**Your instructions**
Return exactly the lines of the entries that start at the line containing "Enumerate this screenshot's" and continue to the last line. Omit the pictures.

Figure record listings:

((

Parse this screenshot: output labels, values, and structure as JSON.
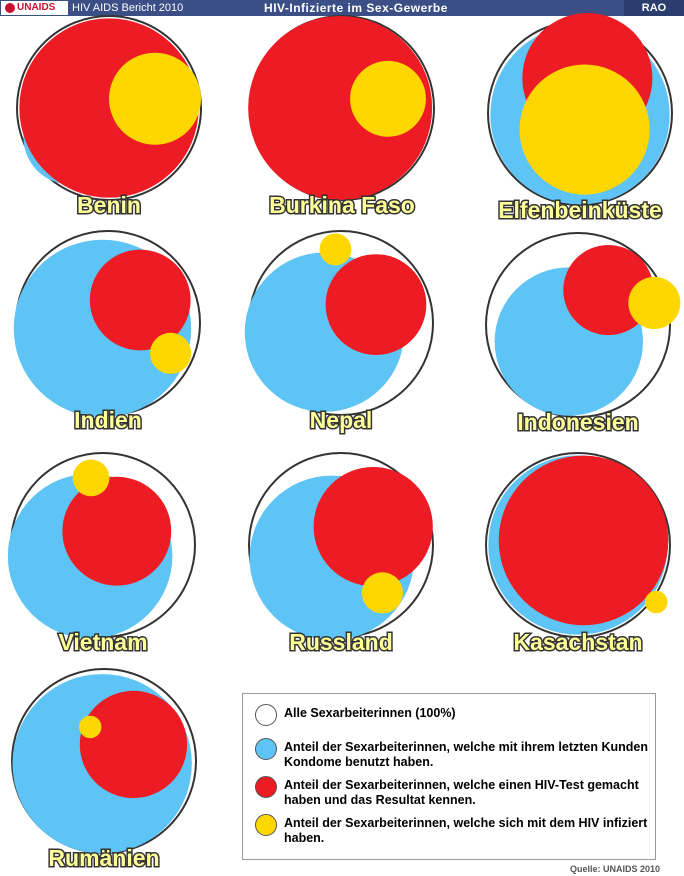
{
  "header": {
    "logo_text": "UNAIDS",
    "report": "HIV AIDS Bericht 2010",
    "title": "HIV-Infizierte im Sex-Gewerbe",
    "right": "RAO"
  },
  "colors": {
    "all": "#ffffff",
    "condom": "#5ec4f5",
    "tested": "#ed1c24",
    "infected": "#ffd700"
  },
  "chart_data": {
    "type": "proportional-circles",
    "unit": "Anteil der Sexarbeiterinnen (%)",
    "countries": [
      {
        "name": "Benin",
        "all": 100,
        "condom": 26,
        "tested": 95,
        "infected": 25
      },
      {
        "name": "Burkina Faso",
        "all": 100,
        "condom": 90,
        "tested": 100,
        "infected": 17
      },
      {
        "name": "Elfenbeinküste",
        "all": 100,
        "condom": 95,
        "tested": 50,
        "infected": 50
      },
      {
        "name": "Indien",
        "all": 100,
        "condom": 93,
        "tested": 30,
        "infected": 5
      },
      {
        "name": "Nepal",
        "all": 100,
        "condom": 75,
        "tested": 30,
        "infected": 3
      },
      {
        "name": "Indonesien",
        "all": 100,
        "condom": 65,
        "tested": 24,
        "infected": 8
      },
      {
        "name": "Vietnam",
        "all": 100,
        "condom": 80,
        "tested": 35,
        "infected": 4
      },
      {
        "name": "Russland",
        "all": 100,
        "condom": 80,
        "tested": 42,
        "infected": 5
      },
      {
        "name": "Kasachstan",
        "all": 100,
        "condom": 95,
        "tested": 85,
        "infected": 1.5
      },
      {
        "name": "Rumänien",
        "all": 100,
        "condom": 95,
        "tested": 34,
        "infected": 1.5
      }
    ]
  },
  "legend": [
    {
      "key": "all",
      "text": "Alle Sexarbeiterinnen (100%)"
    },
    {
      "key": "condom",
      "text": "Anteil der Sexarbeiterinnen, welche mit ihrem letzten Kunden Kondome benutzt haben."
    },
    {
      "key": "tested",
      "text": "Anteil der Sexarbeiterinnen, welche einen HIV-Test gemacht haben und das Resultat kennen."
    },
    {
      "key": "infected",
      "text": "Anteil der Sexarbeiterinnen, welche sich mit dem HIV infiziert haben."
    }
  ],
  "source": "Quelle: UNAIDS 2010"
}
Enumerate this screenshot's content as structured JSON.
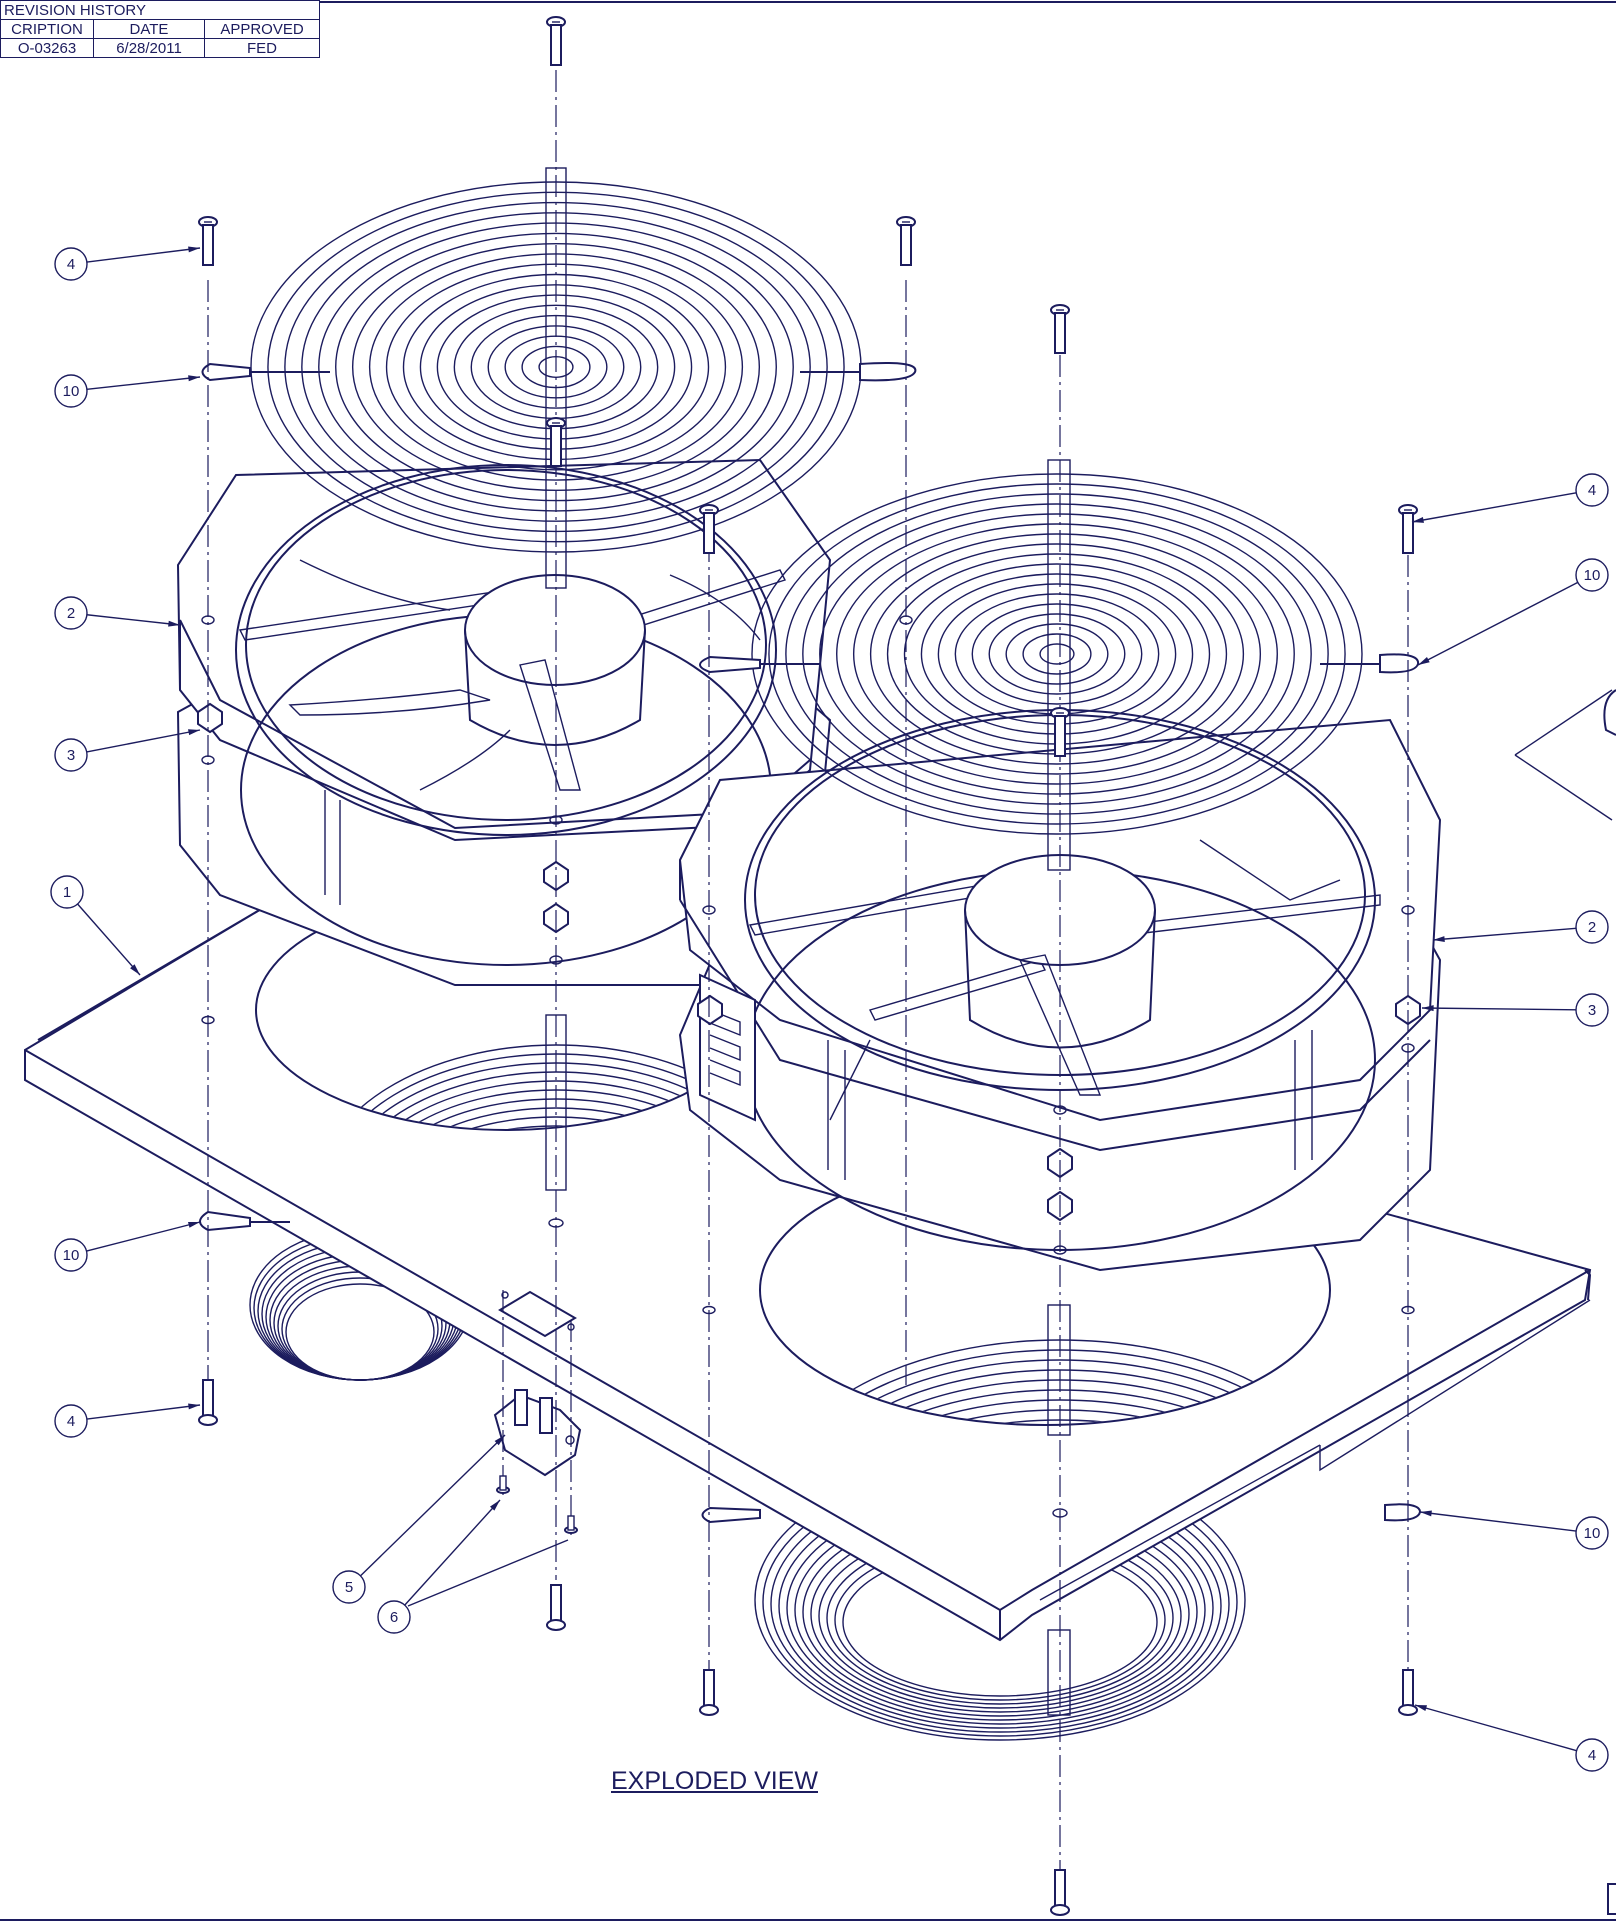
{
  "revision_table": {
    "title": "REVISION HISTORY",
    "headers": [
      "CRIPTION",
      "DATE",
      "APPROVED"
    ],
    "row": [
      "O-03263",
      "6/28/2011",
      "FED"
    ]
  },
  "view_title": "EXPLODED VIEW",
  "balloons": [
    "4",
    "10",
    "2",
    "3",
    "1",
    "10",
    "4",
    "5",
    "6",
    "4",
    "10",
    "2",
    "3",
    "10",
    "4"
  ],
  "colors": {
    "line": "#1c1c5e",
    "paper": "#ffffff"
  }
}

))

**Response**
Enumerate this screenshot's content as structured JSON.
{
  "revision_table": {
    "title": "REVISION HISTORY",
    "headers": [
      "CRIPTION",
      "DATE",
      "APPROVED"
    ],
    "row": [
      "O-03263",
      "6/28/2011",
      "FED"
    ]
  },
  "view_title": "EXPLODED VIEW",
  "balloons": [
    "4",
    "10",
    "2",
    "3",
    "1",
    "10",
    "4",
    "5",
    "6",
    "4",
    "10",
    "2",
    "3",
    "10",
    "4"
  ],
  "colors": {
    "line": "#1c1c5e",
    "paper": "#ffffff"
  }
}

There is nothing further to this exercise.